* [Dataset records]:
○ ○ ○ ○ ○
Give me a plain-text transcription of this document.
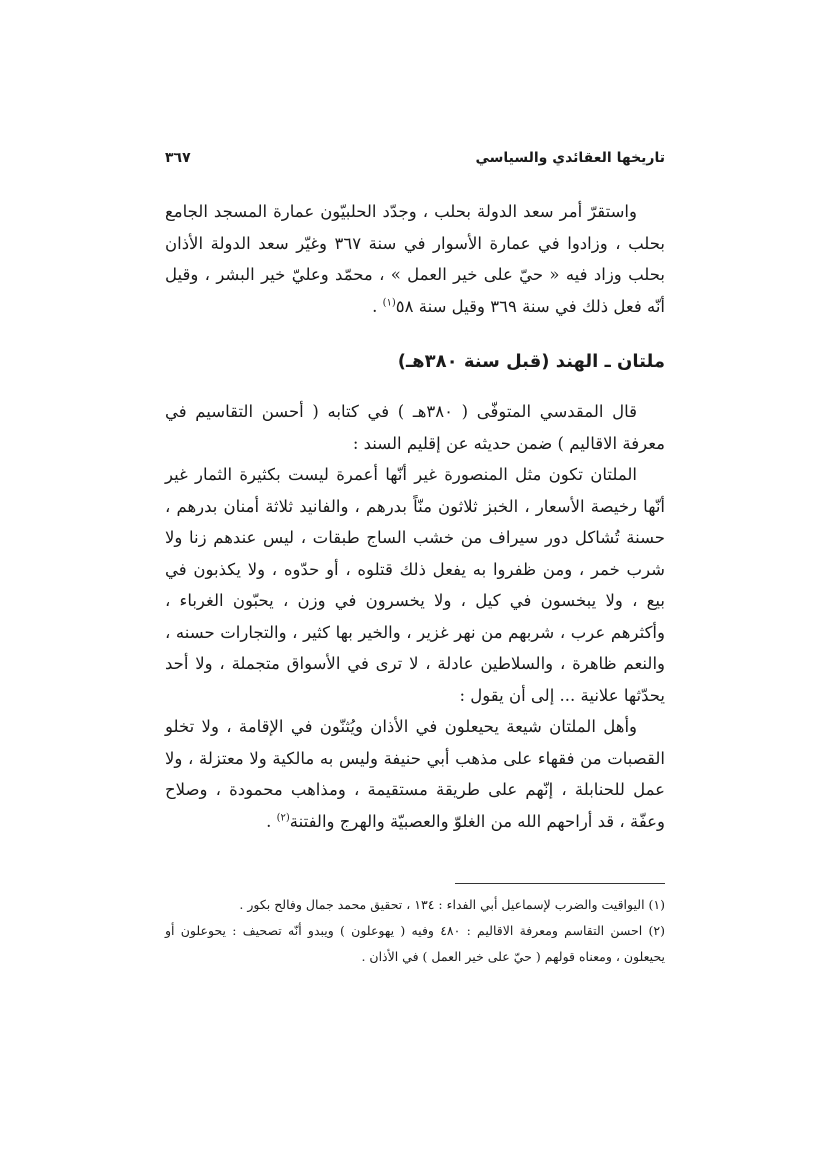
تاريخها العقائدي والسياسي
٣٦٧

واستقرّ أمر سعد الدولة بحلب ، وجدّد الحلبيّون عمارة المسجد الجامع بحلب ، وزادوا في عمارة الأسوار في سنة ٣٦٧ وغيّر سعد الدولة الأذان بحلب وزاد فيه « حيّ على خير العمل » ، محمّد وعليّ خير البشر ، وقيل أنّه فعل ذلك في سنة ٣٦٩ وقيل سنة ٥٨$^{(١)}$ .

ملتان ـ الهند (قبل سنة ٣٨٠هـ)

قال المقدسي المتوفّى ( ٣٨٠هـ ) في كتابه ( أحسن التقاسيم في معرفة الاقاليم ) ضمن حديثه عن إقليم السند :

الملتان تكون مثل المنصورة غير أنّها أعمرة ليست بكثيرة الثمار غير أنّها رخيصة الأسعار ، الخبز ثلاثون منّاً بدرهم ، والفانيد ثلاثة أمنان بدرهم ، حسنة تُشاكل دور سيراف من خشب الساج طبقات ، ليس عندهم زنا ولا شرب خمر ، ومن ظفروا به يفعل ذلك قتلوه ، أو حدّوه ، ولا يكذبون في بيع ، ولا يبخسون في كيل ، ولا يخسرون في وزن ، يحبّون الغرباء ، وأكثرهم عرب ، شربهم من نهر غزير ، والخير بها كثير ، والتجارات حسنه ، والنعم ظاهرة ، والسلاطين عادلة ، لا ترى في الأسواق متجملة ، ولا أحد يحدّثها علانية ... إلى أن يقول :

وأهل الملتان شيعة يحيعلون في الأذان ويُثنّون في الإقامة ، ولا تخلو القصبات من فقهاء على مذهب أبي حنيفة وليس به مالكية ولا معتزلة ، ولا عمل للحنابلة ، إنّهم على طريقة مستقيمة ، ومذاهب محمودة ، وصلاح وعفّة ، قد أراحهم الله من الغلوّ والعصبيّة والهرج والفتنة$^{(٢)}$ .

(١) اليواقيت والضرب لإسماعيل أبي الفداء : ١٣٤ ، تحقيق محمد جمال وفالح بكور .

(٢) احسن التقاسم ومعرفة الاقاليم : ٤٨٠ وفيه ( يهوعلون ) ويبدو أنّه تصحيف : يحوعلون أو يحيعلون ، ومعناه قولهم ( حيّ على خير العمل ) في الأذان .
○ ○ ○ ○ ○
* [Your goal]:
Pictures are to be left out; the records above must be repeated word for word.

* [Response for this exercise]:
Give me a plain-text transcription of this document.
تاريخها العقائدي والسياسي
٣٦٧

واستقرّ أمر سعد الدولة بحلب ، وجدّد الحلبيّون عمارة المسجد الجامع بحلب ، وزادوا في عمارة الأسوار في سنة ٣٦٧ وغيّر سعد الدولة الأذان بحلب وزاد فيه « حيّ على خير العمل » ، محمّد وعليّ خير البشر ، وقيل أنّه فعل ذلك في سنة ٣٦٩ وقيل سنة ٥٨$^{(١)}$ .

ملتان ـ الهند (قبل سنة ٣٨٠هـ)

قال المقدسي المتوفّى ( ٣٨٠هـ ) في كتابه ( أحسن التقاسيم في معرفة الاقاليم ) ضمن حديثه عن إقليم السند :

الملتان تكون مثل المنصورة غير أنّها أعمرة ليست بكثيرة الثمار غير أنّها رخيصة الأسعار ، الخبز ثلاثون منّاً بدرهم ، والفانيد ثلاثة أمنان بدرهم ، حسنة تُشاكل دور سيراف من خشب الساج طبقات ، ليس عندهم زنا ولا شرب خمر ، ومن ظفروا به يفعل ذلك قتلوه ، أو حدّوه ، ولا يكذبون في بيع ، ولا يبخسون في كيل ، ولا يخسرون في وزن ، يحبّون الغرباء ، وأكثرهم عرب ، شربهم من نهر غزير ، والخير بها كثير ، والتجارات حسنه ، والنعم ظاهرة ، والسلاطين عادلة ، لا ترى في الأسواق متجملة ، ولا أحد يحدّثها علانية ... إلى أن يقول :

وأهل الملتان شيعة يحيعلون في الأذان ويُثنّون في الإقامة ، ولا تخلو القصبات من فقهاء على مذهب أبي حنيفة وليس به مالكية ولا معتزلة ، ولا عمل للحنابلة ، إنّهم على طريقة مستقيمة ، ومذاهب محمودة ، وصلاح وعفّة ، قد أراحهم الله من الغلوّ والعصبيّة والهرج والفتنة$^{(٢)}$ .

(١) اليواقيت والضرب لإسماعيل أبي الفداء : ١٣٤ ، تحقيق محمد جمال وفالح بكور .

(٢) احسن التقاسم ومعرفة الاقاليم : ٤٨٠ وفيه ( يهوعلون ) ويبدو أنّه تصحيف : يحوعلون أو يحيعلون ، ومعناه قولهم ( حيّ على خير العمل ) في الأذان .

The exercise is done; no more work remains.